Below are the records. Gather each line that holds "name".

————————

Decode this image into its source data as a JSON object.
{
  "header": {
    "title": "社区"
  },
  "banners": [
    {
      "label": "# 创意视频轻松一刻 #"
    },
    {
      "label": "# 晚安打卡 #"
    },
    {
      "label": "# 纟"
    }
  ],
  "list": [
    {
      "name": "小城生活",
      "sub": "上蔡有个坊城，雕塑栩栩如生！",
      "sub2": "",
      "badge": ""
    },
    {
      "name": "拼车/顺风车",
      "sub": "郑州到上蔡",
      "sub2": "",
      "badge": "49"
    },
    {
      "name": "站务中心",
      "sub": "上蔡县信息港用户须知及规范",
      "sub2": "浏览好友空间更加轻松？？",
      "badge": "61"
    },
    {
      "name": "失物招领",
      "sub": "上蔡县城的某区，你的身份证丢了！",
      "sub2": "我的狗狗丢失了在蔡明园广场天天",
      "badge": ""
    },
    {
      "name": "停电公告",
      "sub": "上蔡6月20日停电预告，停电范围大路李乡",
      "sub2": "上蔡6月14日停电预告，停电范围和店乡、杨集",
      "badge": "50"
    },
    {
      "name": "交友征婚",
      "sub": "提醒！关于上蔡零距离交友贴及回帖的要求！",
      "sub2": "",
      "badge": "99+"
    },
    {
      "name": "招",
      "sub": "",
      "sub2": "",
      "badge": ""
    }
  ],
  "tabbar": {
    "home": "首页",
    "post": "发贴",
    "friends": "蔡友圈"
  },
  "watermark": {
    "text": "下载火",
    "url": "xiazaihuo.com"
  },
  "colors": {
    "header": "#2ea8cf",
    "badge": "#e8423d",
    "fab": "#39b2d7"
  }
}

————————

SOLUTION TO THIS EXERCISE -
      "name": "小城生活",
      "name": "拼车/顺风车",
      "name": "站务中心",
      "name": "失物招领",
      "name": "停电公告",
      "name": "交友征婚",
      "name": "招",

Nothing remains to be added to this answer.